++++ Excerpted text

Tuesday, December 22, 2009

Feeding A Hundred

"If you can't feed a hundred people, then just feed one." -Mother Teresa

Next to Thanksgiving, Christmas is the time of year when people seem to gorge themselves the most. Ham, apple cider, gingerbread, fruitcake, eggnog, candy canes, cranberry sauce, stuffing, nuts, custard, pie... Is your mouth watering yet? The holiday season seems to be the time to eat, and as Christmas Eve approaches, I'll be spending less time on the internet and more time in the kitchen. But not everyone is so lucky as to gorge themselves on my sugar-tabasco pickles or sweet potato souffle.

In fact, there are about 852 million people in the world this Christmas who will go hungry. 852 million. You and I cannot possibly feed 852 million people... But the World Food Program can. Or at least, they can try.

If you want to join me in helping the WFP feed those starving mouths, there is a very simple way to do it: click the title of this post ("Feeding a Hundred") and it should link you to freerice.com's Toolbar Installation page. Or you can simply click here: http://freerice.com/toolbar.php?utm_source=lp_banner Downloading this toolbar is free and easy, and for every five searches you run, freerice.com sponsors donate 2,500 grains of rice to hungry people; it takes almost no time and very little effort.

Of course, through the toolbar, you can only donate up to 5,000 grains a day. If you're interested in contributing more, or just don't want another toolbar cluttering up your internet page, you can spend a little more time earning rice by playing the games at freerice.com. There, you donate as much rice as you want by submitting correct answers as you are quizzed on subjects of your choice. Improve your English grammar or vocabulary; learn some Italian, Spanish, French or German words; test your knowledge of geography, basic math, or the periodic table. You can even learn some famous paintings while you're at it.

++++++++

**Study questions**
1. Please repeat the post starting at "Tuesday, December 22, 2009" and ending at "sweet potato souffle.", switching "gingerbread" to "shortbread".
2. According to the post, how many grains of rice do freerice.com sponsors donate for every five searches run with the toolbar?
These lines come from a separate source, not from the post.

++++ Information given

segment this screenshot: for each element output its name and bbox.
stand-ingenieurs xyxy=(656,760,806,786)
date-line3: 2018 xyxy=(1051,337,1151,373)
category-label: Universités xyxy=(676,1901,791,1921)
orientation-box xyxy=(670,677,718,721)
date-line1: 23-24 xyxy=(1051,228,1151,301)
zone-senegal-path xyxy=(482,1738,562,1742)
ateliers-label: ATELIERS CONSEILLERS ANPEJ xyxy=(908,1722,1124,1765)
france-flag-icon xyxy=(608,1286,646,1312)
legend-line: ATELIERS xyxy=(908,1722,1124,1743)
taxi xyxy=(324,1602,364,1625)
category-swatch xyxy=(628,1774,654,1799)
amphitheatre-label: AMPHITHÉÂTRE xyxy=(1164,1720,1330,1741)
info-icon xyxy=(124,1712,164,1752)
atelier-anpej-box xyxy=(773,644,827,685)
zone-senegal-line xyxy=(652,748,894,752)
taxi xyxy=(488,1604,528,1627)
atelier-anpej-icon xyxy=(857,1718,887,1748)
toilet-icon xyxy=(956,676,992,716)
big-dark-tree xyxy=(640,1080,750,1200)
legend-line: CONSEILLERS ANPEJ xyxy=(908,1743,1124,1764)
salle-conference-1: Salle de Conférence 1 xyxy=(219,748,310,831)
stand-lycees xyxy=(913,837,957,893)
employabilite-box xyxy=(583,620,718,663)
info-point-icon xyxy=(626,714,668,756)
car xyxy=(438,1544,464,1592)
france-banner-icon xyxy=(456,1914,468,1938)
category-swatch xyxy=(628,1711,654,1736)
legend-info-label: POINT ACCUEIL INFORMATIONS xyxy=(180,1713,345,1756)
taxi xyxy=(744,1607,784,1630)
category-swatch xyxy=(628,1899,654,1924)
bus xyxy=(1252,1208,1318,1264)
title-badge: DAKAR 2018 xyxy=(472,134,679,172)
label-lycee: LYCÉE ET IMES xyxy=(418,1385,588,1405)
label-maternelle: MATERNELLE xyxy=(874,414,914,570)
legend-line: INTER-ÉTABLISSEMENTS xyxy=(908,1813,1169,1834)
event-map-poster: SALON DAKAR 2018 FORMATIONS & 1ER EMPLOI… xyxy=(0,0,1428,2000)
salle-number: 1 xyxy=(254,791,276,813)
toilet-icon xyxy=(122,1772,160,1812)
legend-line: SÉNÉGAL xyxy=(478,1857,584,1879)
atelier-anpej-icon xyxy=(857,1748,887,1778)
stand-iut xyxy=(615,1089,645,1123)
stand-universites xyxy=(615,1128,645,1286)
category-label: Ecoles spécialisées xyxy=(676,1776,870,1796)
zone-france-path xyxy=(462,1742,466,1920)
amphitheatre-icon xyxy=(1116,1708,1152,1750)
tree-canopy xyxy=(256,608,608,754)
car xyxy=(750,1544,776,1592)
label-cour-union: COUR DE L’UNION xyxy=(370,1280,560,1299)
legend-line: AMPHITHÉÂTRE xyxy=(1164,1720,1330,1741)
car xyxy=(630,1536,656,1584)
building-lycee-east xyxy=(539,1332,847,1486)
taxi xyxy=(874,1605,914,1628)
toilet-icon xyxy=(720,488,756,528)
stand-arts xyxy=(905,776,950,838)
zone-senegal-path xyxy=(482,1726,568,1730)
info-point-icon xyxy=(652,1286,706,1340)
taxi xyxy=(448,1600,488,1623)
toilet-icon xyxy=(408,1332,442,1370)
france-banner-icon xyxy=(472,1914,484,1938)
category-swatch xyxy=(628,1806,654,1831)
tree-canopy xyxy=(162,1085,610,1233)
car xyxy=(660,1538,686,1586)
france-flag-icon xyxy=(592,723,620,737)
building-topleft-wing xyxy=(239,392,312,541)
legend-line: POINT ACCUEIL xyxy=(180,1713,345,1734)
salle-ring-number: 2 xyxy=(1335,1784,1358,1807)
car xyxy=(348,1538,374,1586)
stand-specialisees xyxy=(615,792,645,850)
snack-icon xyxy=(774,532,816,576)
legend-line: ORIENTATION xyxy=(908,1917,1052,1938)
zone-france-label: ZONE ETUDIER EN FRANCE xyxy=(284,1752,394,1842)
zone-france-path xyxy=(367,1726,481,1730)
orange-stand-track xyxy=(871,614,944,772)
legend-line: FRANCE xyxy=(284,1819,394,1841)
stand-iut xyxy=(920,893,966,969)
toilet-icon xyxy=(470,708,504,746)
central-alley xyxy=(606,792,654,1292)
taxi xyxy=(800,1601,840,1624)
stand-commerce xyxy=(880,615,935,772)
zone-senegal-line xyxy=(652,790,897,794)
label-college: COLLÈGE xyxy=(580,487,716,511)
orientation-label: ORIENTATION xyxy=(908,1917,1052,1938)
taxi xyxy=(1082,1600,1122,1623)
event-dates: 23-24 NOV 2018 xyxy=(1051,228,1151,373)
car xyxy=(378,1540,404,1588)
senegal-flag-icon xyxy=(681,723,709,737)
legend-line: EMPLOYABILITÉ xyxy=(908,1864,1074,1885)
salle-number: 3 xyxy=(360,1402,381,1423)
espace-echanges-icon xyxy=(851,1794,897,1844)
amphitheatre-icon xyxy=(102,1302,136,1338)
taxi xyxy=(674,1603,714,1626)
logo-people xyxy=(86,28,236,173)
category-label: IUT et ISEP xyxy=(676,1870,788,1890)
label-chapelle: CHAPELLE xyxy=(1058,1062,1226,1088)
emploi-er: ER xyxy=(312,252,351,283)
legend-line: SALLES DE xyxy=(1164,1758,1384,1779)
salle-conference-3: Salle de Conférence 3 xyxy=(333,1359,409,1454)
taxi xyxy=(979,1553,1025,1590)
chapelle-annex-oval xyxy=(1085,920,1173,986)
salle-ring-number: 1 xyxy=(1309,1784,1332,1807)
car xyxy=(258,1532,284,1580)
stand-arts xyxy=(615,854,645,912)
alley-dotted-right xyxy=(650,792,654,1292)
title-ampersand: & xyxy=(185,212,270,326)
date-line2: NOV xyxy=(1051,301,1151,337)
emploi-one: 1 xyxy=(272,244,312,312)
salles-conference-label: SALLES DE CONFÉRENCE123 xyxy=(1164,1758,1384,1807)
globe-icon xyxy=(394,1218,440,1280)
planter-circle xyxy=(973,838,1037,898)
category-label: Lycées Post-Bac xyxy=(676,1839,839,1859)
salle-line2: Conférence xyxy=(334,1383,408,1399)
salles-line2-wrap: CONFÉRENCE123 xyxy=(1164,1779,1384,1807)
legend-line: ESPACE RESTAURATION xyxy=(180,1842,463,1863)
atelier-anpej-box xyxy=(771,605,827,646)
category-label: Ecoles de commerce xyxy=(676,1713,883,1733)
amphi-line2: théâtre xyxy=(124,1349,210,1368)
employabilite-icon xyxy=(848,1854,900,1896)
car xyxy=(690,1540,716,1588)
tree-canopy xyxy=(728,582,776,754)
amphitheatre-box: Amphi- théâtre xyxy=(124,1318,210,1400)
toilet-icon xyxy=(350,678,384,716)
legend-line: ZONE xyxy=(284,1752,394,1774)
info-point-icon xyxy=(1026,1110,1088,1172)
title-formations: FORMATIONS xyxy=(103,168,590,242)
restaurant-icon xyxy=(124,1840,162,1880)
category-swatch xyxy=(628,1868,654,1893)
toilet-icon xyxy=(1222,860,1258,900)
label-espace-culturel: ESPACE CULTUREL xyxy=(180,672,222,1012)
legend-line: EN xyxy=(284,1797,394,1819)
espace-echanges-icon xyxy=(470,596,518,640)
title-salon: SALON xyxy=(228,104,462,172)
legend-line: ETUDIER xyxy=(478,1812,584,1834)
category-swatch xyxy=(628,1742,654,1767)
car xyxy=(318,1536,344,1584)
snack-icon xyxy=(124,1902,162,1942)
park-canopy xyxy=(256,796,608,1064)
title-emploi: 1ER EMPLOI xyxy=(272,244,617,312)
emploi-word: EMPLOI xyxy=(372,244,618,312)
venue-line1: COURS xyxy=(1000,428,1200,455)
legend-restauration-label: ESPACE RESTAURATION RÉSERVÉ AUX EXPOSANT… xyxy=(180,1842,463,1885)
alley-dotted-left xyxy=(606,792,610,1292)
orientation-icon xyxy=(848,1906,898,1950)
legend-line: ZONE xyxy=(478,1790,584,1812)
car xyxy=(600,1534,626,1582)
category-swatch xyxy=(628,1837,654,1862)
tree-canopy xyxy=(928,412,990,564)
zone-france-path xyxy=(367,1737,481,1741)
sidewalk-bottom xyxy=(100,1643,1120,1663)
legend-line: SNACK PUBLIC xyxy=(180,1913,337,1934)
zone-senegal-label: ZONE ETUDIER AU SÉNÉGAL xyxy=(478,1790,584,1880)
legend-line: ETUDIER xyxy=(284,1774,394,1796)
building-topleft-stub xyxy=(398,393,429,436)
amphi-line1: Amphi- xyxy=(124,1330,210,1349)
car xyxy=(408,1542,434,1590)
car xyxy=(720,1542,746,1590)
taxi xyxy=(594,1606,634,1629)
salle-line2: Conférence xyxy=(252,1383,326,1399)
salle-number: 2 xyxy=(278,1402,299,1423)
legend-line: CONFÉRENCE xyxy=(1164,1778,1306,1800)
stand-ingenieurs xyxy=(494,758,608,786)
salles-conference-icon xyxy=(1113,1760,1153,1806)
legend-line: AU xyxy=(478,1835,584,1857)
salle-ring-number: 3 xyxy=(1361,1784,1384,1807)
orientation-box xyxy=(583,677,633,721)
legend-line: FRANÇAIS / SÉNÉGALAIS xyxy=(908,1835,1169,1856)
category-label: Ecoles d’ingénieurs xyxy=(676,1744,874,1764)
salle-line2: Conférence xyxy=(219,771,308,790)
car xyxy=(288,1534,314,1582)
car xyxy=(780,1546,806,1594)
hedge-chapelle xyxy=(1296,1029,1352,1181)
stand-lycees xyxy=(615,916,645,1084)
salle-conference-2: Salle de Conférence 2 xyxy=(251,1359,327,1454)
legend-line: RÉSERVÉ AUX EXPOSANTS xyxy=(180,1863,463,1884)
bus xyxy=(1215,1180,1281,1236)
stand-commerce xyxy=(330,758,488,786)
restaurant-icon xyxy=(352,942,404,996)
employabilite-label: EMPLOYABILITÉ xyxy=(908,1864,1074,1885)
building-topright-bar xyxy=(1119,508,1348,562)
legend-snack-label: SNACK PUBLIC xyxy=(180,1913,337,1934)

++++++++

**Expected responses**
1.
Tuesday, December 22, 2009

Feeding A Hundred

"If you can't feed a hundred people, then just feed one." -Mother Teresa

Next to Thanksgiving, Christmas is the time of year when people seem to gorge themselves the most. Ham, apple cider, shortbread, fruitcake, eggnog, candy canes, cranberry sauce, stuffing, nuts, custard, pie... Is your mouth watering yet? The holiday season seems to be the time to eat, and as Christmas Eve approaches, I'll be spending less time on the internet and more time in the kitchen. But not everyone is so lucky as to gorge themselves on my sugar-tabasco pickles or sweet potato souffle.

2. 2,500 grains